▶ **WHAT IS REQUIRED**: Will you extract the entries word for word? Images should not appear in the copy.

▶ **RECORDS SUPPLIED**:
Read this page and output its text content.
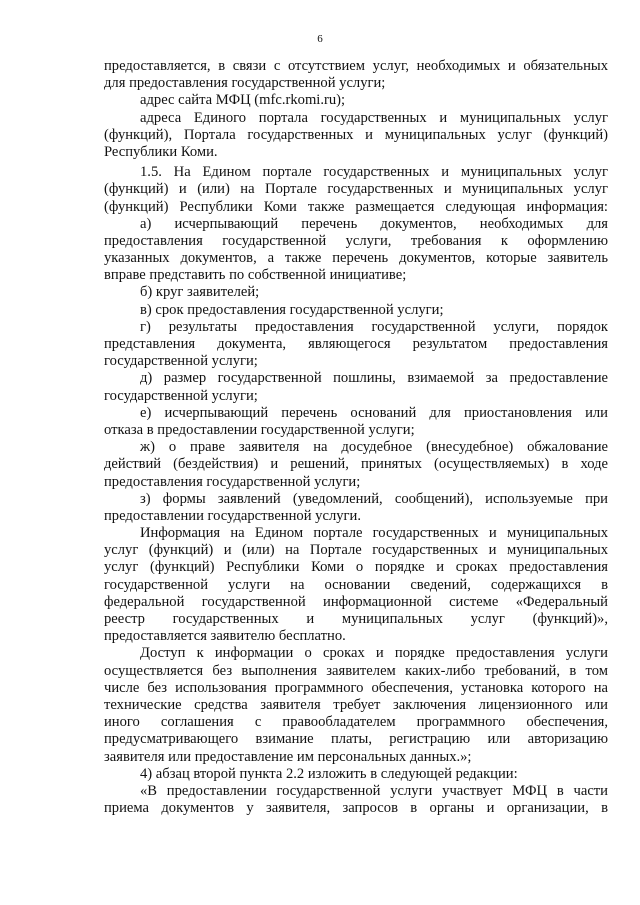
6
предоставляется, в связи с отсутствием услуг, необходимых и обязательных
для предоставления государственной услуги;
адрес сайта МФЦ (mfc.rkomi.ru);
адреса Единого портала государственных и муниципальных услуг
(функций), Портала государственных и муниципальных услуг (функций)
Республики Коми.
1.5. На Едином портале государственных и муниципальных услуг
(функций) и (или) на Портале государственных и муниципальных услуг
(функций) Республики Коми также размещается следующая информация:
а) исчерпывающий перечень документов, необходимых для
предоставления государственной услуги, требования к оформлению
указанных документов, а также перечень документов, которые заявитель
вправе представить по собственной инициативе;
б) круг заявителей;
в) срок предоставления государственной услуги;
г) результаты предоставления государственной услуги, порядок
представления документа, являющегося результатом предоставления
государственной услуги;
д) размер государственной пошлины, взимаемой за предоставление
государственной услуги;
е) исчерпывающий перечень оснований для приостановления или
отказа в предоставлении государственной услуги;
ж) о праве заявителя на досудебное (внесудебное) обжалование
действий (бездействия) и решений, принятых (осуществляемых) в ходе
предоставления государственной услуги;
з) формы заявлений (уведомлений, сообщений), используемые при
предоставлении государственной услуги.
Информация на Едином портале государственных и муниципальных
услуг (функций) и (или) на Портале государственных и муниципальных
услуг (функций) Республики Коми о порядке и сроках предоставления
государственной услуги на основании сведений, содержащихся в
федеральной государственной информационной системе «Федеральный
реестр государственных и муниципальных услуг (функций)»,
предоставляется заявителю бесплатно.
Доступ к информации о сроках и порядке предоставления услуги
осуществляется без выполнения заявителем каких-либо требований, в том
числе без использования программного обеспечения, установка которого на
технические средства заявителя требует заключения лицензионного или
иного соглашения с правообладателем программного обеспечения,
предусматривающего взимание платы, регистрацию или авторизацию
заявителя или предоставление им персональных данных.»;
4) абзац второй пункта 2.2 изложить в следующей редакции:
«В предоставлении государственной услуги участвует МФЦ в части
приема документов у заявителя, запросов в органы и организации, в
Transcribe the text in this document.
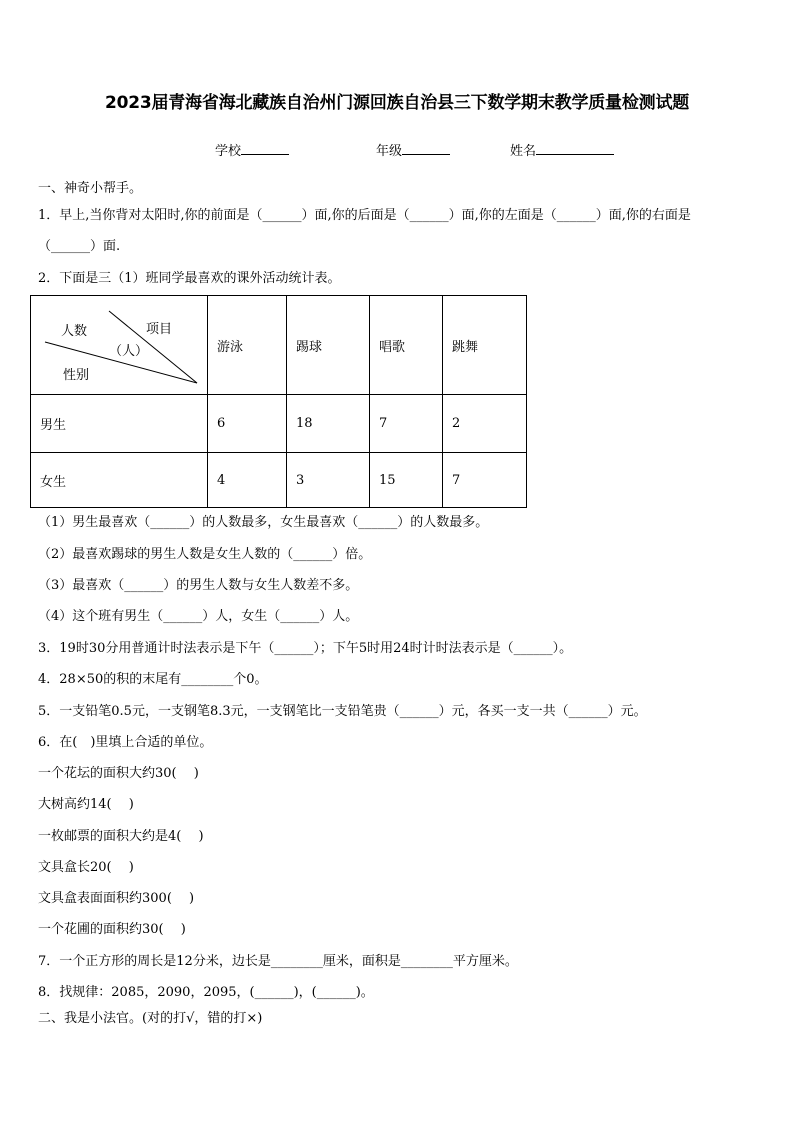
2023届青海省海北藏族自治州门源回族自治县三下数学期末教学质量检测试题
学校	年级	姓名
一、神奇小帮手。
1．早上,当你背对太阳时,你的前面是（______）面,你的后面是（______）面,你的左面是（______）面,你的右面是
（______）面.
2．下面是三（1）班同学最喜欢的课外活动统计表。
项目
人数
（人）
性别	游泳	踢球	唱歌	跳舞
男生	6	18	7	2
女生	4	3	15	7
（1）男生最喜欢（______）的人数最多，女生最喜欢（______）的人数最多。
（2）最喜欢踢球的男生人数是女生人数的（______）倍。
（3）最喜欢（______）的男生人数与女生人数差不多。
（4）这个班有男生（______）人，女生（______）人。
3．19时30分用普通计时法表示是下午（______）；下午5时用24时计时法表示是（______）。
4．28×50的积的末尾有________个0。
5．一支铅笔0.5元，一支钢笔8.3元，一支钢笔比一支铅笔贵（______）元，各买一支一共（______）元。
6．在(　)里填上合适的单位。
一个花坛的面积大约30(　 )
大树高约14(　 )
一枚邮票的面积大约是4(　 )
文具盒长20(　 )
文具盒表面面积约300(　 )
一个花圃的面积约30(　 )
7．一个正方形的周长是12分米，边长是________厘米，面积是________平方厘米。
8．找规律：2085，2090，2095，(______)，(______)。
二、我是小法官。(对的打√，错的打×)
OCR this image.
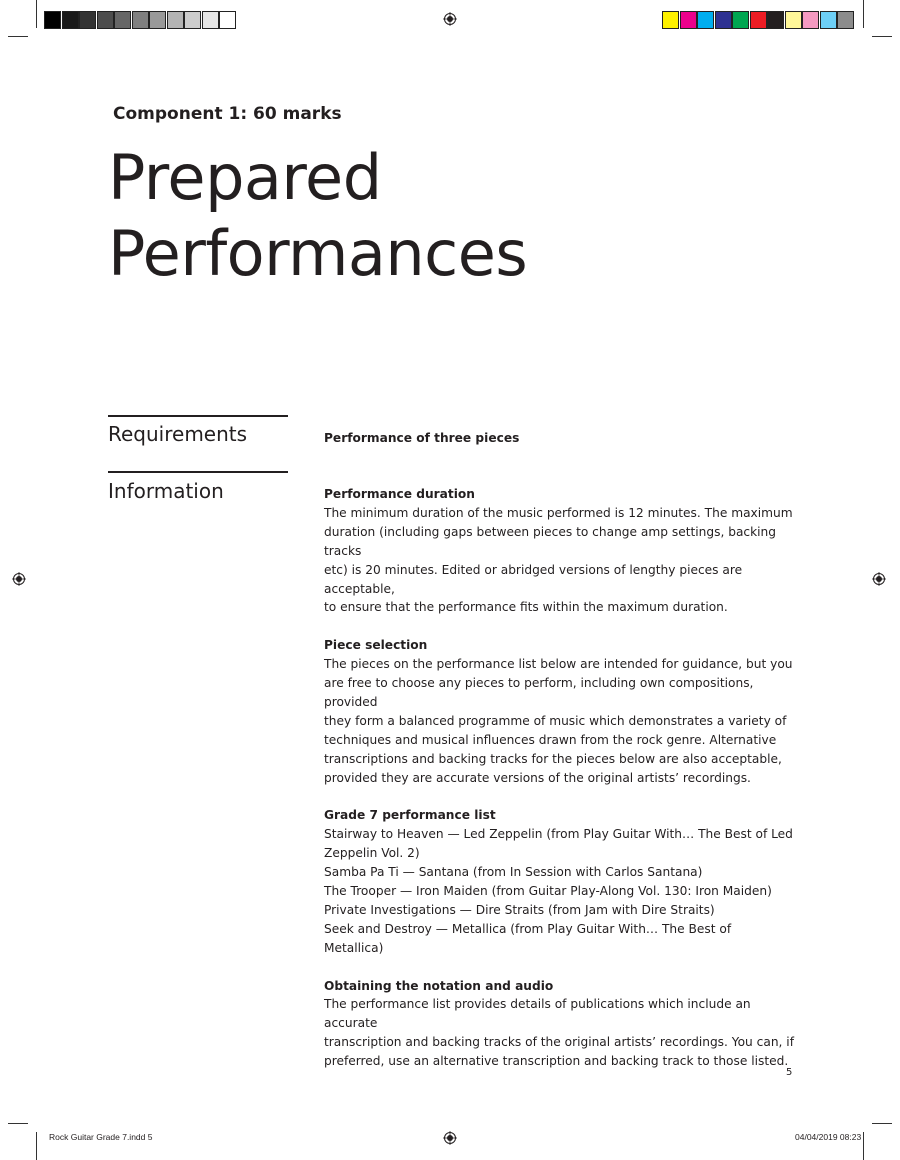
Component 1: 60 marks
Prepared
Performances
Requirements	Performance of three pieces

Information	Performance duration

The minimum duration of the music performed is 12 minutes. The maximum

duration (including gaps between pieces to change amp settings, backing tracks

etc) is 20 minutes. Edited or abridged versions of lengthy pieces are acceptable,

to ensure that the performance fits within the maximum duration.

Piece selection

The pieces on the performance list below are intended for guidance, but you

are free to choose any pieces to perform, including own compositions, provided

they form a balanced programme of music which demonstrates a variety of

techniques and musical influences drawn from the rock genre. Alternative

transcriptions and backing tracks for the pieces below are also acceptable,

provided they are accurate versions of the original artists’ recordings.

Grade 7 performance list

Stairway to Heaven — Led Zeppelin (from Play Guitar With… The Best of Led

Zeppelin Vol. 2)

Samba Pa Ti — Santana (from In Session with Carlos Santana)

The Trooper — Iron Maiden (from Guitar Play-Along Vol. 130: Iron Maiden)

Private Investigations — Dire Straits (from Jam with Dire Straits)

Seek and Destroy — Metallica (from Play Guitar With… The Best of Metallica)

Obtaining the notation and audio

The performance list provides details of publications which include an accurate

transcription and backing tracks of the original artists’ recordings. You can, if

preferred, use an alternative transcription and backing track to those listed.

5
Rock Guitar Grade 7.indd 5	04/04/2019 08:23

▶ **RIGHT ANSWER**:
Read this page and output its text content.
6
предоставляется, в связи с отсутствием услуг, необходимых и обязательных
для предоставления государственной услуги;
адрес сайта МФЦ (mfc.rkomi.ru);
адреса Единого портала государственных и муниципальных услуг
(функций), Портала государственных и муниципальных услуг (функций)
Республики Коми.
1.5. На Едином портале государственных и муниципальных услуг
(функций) и (или) на Портале государственных и муниципальных услуг
(функций) Республики Коми также размещается следующая информация:
а) исчерпывающий перечень документов, необходимых для
предоставления государственной услуги, требования к оформлению
указанных документов, а также перечень документов, которые заявитель
вправе представить по собственной инициативе;
б) круг заявителей;
в) срок предоставления государственной услуги;
г) результаты предоставления государственной услуги, порядок
представления документа, являющегося результатом предоставления
государственной услуги;
д) размер государственной пошлины, взимаемой за предоставление
государственной услуги;
е) исчерпывающий перечень оснований для приостановления или
отказа в предоставлении государственной услуги;
ж) о праве заявителя на досудебное (внесудебное) обжалование
действий (бездействия) и решений, принятых (осуществляемых) в ходе
предоставления государственной услуги;
з) формы заявлений (уведомлений, сообщений), используемые при
предоставлении государственной услуги.
Информация на Едином портале государственных и муниципальных
услуг (функций) и (или) на Портале государственных и муниципальных
услуг (функций) Республики Коми о порядке и сроках предоставления
государственной услуги на основании сведений, содержащихся в
федеральной государственной информационной системе «Федеральный
реестр государственных и муниципальных услуг (функций)»,
предоставляется заявителю бесплатно.
Доступ к информации о сроках и порядке предоставления услуги
осуществляется без выполнения заявителем каких-либо требований, в том
числе без использования программного обеспечения, установка которого на
технические средства заявителя требует заключения лицензионного или
иного соглашения с правообладателем программного обеспечения,
предусматривающего взимание платы, регистрацию или авторизацию
заявителя или предоставление им персональных данных.»;
4) абзац второй пункта 2.2 изложить в следующей редакции:
«В предоставлении государственной услуги участвует МФЦ в части
приема документов у заявителя, запросов в органы и организации, в
Transcribe the text in this document.
2023届青海省海北藏族自治州门源回族自治县三下数学期末教学质量检测试题
学校	年级	姓名
一、神奇小帮手。
1．早上,当你背对太阳时,你的前面是（______）面,你的后面是（______）面,你的左面是（______）面,你的右面是
（______）面.
2．下面是三（1）班同学最喜欢的课外活动统计表。
项目
人数
（人）
性别	游泳	踢球	唱歌	跳舞
男生	6	18	7	2
女生	4	3	15	7
（1）男生最喜欢（______）的人数最多，女生最喜欢（______）的人数最多。
（2）最喜欢踢球的男生人数是女生人数的（______）倍。
（3）最喜欢（______）的男生人数与女生人数差不多。
（4）这个班有男生（______）人，女生（______）人。
3．19时30分用普通计时法表示是下午（______）；下午5时用24时计时法表示是（______）。
4．28×50的积的末尾有________个0。
5．一支铅笔0.5元，一支钢笔8.3元，一支钢笔比一支铅笔贵（______）元，各买一支一共（______）元。
6．在(　)里填上合适的单位。
一个花坛的面积大约30(　 )
大树高约14(　 )
一枚邮票的面积大约是4(　 )
文具盒长20(　 )
文具盒表面面积约300(　 )
一个花圃的面积约30(　 )
7．一个正方形的周长是12分米，边长是________厘米，面积是________平方厘米。
8．找规律：2085，2090，2095，(______)，(______)。
二、我是小法官。(对的打√，错的打×)
OCR this image.
Component 1: 60 marks
Prepared
Performances
Requirements	Performance of three pieces

Information	Performance duration

The minimum duration of the music performed is 12 minutes. The maximum

duration (including gaps between pieces to change amp settings, backing tracks

etc) is 20 minutes. Edited or abridged versions of lengthy pieces are acceptable,

to ensure that the performance fits within the maximum duration.

Piece selection

The pieces on the performance list below are intended for guidance, but you

are free to choose any pieces to perform, including own compositions, provided

they form a balanced programme of music which demonstrates a variety of

techniques and musical influences drawn from the rock genre. Alternative

transcriptions and backing tracks for the pieces below are also acceptable,

provided they are accurate versions of the original artists’ recordings.

Grade 7 performance list

Stairway to Heaven — Led Zeppelin (from Play Guitar With… The Best of Led

Zeppelin Vol. 2)

Samba Pa Ti — Santana (from In Session with Carlos Santana)

The Trooper — Iron Maiden (from Guitar Play-Along Vol. 130: Iron Maiden)

Private Investigations — Dire Straits (from Jam with Dire Straits)

Seek and Destroy — Metallica (from Play Guitar With… The Best of Metallica)

Obtaining the notation and audio

The performance list provides details of publications which include an accurate

transcription and backing tracks of the original artists’ recordings. You can, if

preferred, use an alternative transcription and backing track to those listed.

5
Rock Guitar Grade 7.indd 5	04/04/2019 08:23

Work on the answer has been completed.